EXERCISE DESCRIPTION →
Retype every one of the lines below without changing anything, and leave the pictures out.

──────── GIVEN INFORMATION

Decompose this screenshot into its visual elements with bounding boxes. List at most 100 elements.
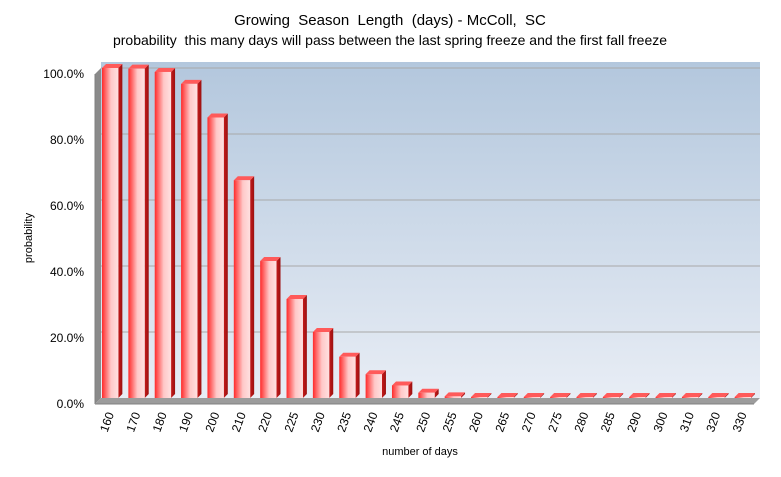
chart-title: Growing Season Length (days) - McColl, S… <box>234 12 546 29</box>
bar <box>497 393 518 398</box>
x-tick-label: 200 <box>202 410 222 434</box>
bar-top <box>471 393 492 397</box>
bar-front <box>681 397 699 398</box>
x-tick-label: 270 <box>519 410 539 434</box>
bar-side <box>513 393 518 398</box>
bar-top <box>312 328 334 332</box>
bar-top <box>418 388 439 393</box>
bar-front <box>576 397 593 398</box>
x-tick-label: 290 <box>624 410 644 434</box>
bar-top <box>734 393 755 397</box>
bar <box>391 381 413 398</box>
bar <box>655 393 676 398</box>
x-tick-label: 160 <box>97 410 117 434</box>
bar-top <box>629 393 650 397</box>
x-tick-label: 235 <box>334 410 354 434</box>
x-tick-label: 310 <box>677 410 697 434</box>
bar <box>181 79 202 398</box>
bar-front <box>655 397 672 398</box>
bar <box>523 393 545 398</box>
bar-side <box>434 388 439 398</box>
plot-side-wall <box>95 68 101 404</box>
y-tick-label: 80.0% <box>50 133 84 147</box>
bar-side <box>197 79 202 398</box>
bar-top <box>154 67 176 72</box>
x-tick-label: 170 <box>123 410 143 434</box>
bar-top <box>444 392 466 397</box>
bar-side <box>461 392 466 398</box>
x-tick-label: 220 <box>255 410 275 434</box>
bar-side <box>750 393 755 398</box>
bar <box>550 393 571 398</box>
bar-top <box>260 257 281 262</box>
bar-side <box>592 393 597 398</box>
bar-front <box>102 68 119 398</box>
x-tick-label: 225 <box>282 410 302 434</box>
x-tick-label: 240 <box>361 410 381 434</box>
bar-front <box>708 397 725 398</box>
bar-top <box>708 393 729 397</box>
bar-top <box>128 64 149 69</box>
bar-side <box>223 113 228 398</box>
bar-top <box>550 393 571 397</box>
bar-front <box>260 261 277 398</box>
x-tick-label: 300 <box>651 410 671 434</box>
x-tick-label: 320 <box>703 410 723 434</box>
x-tick-label: 260 <box>466 410 486 434</box>
bar-top <box>365 370 386 375</box>
x-tick-label: 210 <box>229 410 249 434</box>
y-tick-label: 100.0% <box>43 67 84 81</box>
bar <box>260 257 281 398</box>
bar <box>734 393 755 398</box>
bar-side <box>487 393 492 398</box>
x-tick-label: 190 <box>176 410 196 434</box>
y-tick-label: 0.0% <box>57 397 85 411</box>
bar-front <box>365 374 382 398</box>
bar <box>681 393 703 398</box>
bar-side <box>724 393 729 398</box>
x-tick-label: 285 <box>598 410 618 434</box>
bar-side <box>329 328 334 398</box>
bar <box>471 393 492 398</box>
bar-side <box>302 295 307 398</box>
x-tick-label: 250 <box>413 410 433 434</box>
bar-front <box>391 385 409 398</box>
bar-front <box>339 356 356 398</box>
x-axis-label: number of days <box>382 446 458 458</box>
bar-side <box>566 393 571 398</box>
y-tick-label: 60.0% <box>50 199 84 213</box>
bar-side <box>355 352 360 398</box>
bar-top <box>602 393 624 397</box>
bar-front <box>286 299 303 398</box>
y-axis-label: probability <box>23 212 35 263</box>
chart-subtitle: probability this many days will pass bet… <box>113 32 667 48</box>
bar-top <box>523 393 545 397</box>
bar-side <box>671 393 676 398</box>
bar-top <box>286 295 307 299</box>
x-tick-label: 330 <box>730 410 750 434</box>
x-tick-label: 245 <box>387 410 407 434</box>
bar-side <box>540 393 545 398</box>
bar <box>312 328 334 398</box>
bar-front <box>154 71 172 399</box>
x-tick-label: 280 <box>571 410 591 434</box>
x-tick-labels: 160 170 180 190 200 210 220 225 230 235 240 245 250 2… <box>97 410 750 434</box>
bar <box>444 392 466 398</box>
bar-front <box>602 397 620 398</box>
bar <box>128 64 149 398</box>
bar-side <box>250 176 255 398</box>
bar-top <box>233 176 255 181</box>
bar-side <box>276 257 281 398</box>
bar-front <box>734 397 751 398</box>
bar-top <box>576 393 597 397</box>
bar-top <box>102 64 123 68</box>
bar <box>708 393 729 398</box>
bar-top <box>391 381 413 386</box>
bar <box>207 113 228 398</box>
x-tick-label: 255 <box>440 410 460 434</box>
x-tick-label: 230 <box>308 410 328 434</box>
bar-side <box>645 393 650 398</box>
bar <box>418 388 439 398</box>
y-tick-labels: 0.0% 20.0% 40.0% 60.0% 80.0% 100.0% <box>43 67 84 411</box>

────────────────

EXERCISE ANSWER →
Decompose this screenshot into its visual elements with bounding boxes. List at most 100 elements.
chart-title: Growing Season Length (days) - McColl, S… <box>234 12 546 29</box>
bar <box>497 393 518 398</box>
x-tick-label: 200 <box>202 410 222 434</box>
bar-top <box>471 393 492 397</box>
bar-front <box>681 397 699 398</box>
x-tick-label: 270 <box>519 410 539 434</box>
bar-side <box>513 393 518 398</box>
bar-top <box>312 328 334 332</box>
bar-top <box>418 388 439 393</box>
bar-front <box>576 397 593 398</box>
x-tick-label: 290 <box>624 410 644 434</box>
bar-top <box>734 393 755 397</box>
bar <box>391 381 413 398</box>
bar <box>655 393 676 398</box>
x-tick-label: 160 <box>97 410 117 434</box>
bar-top <box>629 393 650 397</box>
x-tick-label: 235 <box>334 410 354 434</box>
x-tick-label: 310 <box>677 410 697 434</box>
bar <box>181 79 202 398</box>
bar-front <box>655 397 672 398</box>
bar <box>523 393 545 398</box>
bar-side <box>434 388 439 398</box>
plot-side-wall <box>95 68 101 404</box>
y-tick-label: 80.0% <box>50 133 84 147</box>
bar-side <box>197 79 202 398</box>
bar-top <box>154 67 176 72</box>
x-tick-label: 170 <box>123 410 143 434</box>
bar-top <box>444 392 466 397</box>
bar-side <box>461 392 466 398</box>
x-tick-label: 220 <box>255 410 275 434</box>
bar-side <box>750 393 755 398</box>
bar <box>550 393 571 398</box>
bar-top <box>260 257 281 262</box>
bar-side <box>592 393 597 398</box>
bar-front <box>102 68 119 398</box>
x-tick-label: 225 <box>282 410 302 434</box>
x-tick-label: 240 <box>361 410 381 434</box>
bar-front <box>708 397 725 398</box>
bar-top <box>708 393 729 397</box>
bar-top <box>128 64 149 69</box>
bar-side <box>223 113 228 398</box>
bar-top <box>550 393 571 397</box>
bar-front <box>260 261 277 398</box>
x-tick-label: 300 <box>651 410 671 434</box>
x-tick-label: 320 <box>703 410 723 434</box>
x-tick-label: 260 <box>466 410 486 434</box>
bar-top <box>365 370 386 375</box>
x-tick-label: 210 <box>229 410 249 434</box>
y-tick-label: 100.0% <box>43 67 84 81</box>
bar <box>260 257 281 398</box>
bar <box>734 393 755 398</box>
bar-side <box>487 393 492 398</box>
x-tick-label: 190 <box>176 410 196 434</box>
y-tick-label: 0.0% <box>57 397 85 411</box>
bar-front <box>365 374 382 398</box>
bar <box>681 393 703 398</box>
bar-side <box>724 393 729 398</box>
x-tick-label: 285 <box>598 410 618 434</box>
bar-side <box>329 328 334 398</box>
bar <box>471 393 492 398</box>
bar-side <box>302 295 307 398</box>
x-tick-label: 250 <box>413 410 433 434</box>
bar-front <box>391 385 409 398</box>
bar-front <box>339 356 356 398</box>
x-axis-label: number of days <box>382 446 458 458</box>
bar-side <box>566 393 571 398</box>
y-tick-label: 60.0% <box>50 199 84 213</box>
bar-side <box>355 352 360 398</box>
bar-top <box>602 393 624 397</box>
bar-front <box>286 299 303 398</box>
y-axis-label: probability <box>23 212 35 263</box>
chart-subtitle: probability this many days will pass bet… <box>113 32 667 48</box>
bar-top <box>523 393 545 397</box>
bar-side <box>671 393 676 398</box>
bar-top <box>286 295 307 299</box>
x-tick-label: 330 <box>730 410 750 434</box>
x-tick-label: 245 <box>387 410 407 434</box>
bar-side <box>540 393 545 398</box>
bar <box>312 328 334 398</box>
bar-front <box>154 71 172 399</box>
x-tick-label: 280 <box>571 410 591 434</box>
x-tick-labels: 160 170 180 190 200 210 220 225 230 235 240 245 250 2… <box>97 410 750 434</box>
bar <box>444 392 466 398</box>
bar-front <box>602 397 620 398</box>
bar <box>128 64 149 398</box>
bar-side <box>250 176 255 398</box>
bar-top <box>233 176 255 181</box>
bar-side <box>276 257 281 398</box>
bar-front <box>734 397 751 398</box>
bar-top <box>576 393 597 397</box>
bar-top <box>102 64 123 68</box>
bar <box>708 393 729 398</box>
bar-top <box>391 381 413 386</box>
bar <box>207 113 228 398</box>
x-tick-label: 255 <box>440 410 460 434</box>
x-tick-label: 230 <box>308 410 328 434</box>
bar-side <box>645 393 650 398</box>
bar <box>418 388 439 398</box>
y-tick-labels: 0.0% 20.0% 40.0% 60.0% 80.0% 100.0% <box>43 67 84 411</box>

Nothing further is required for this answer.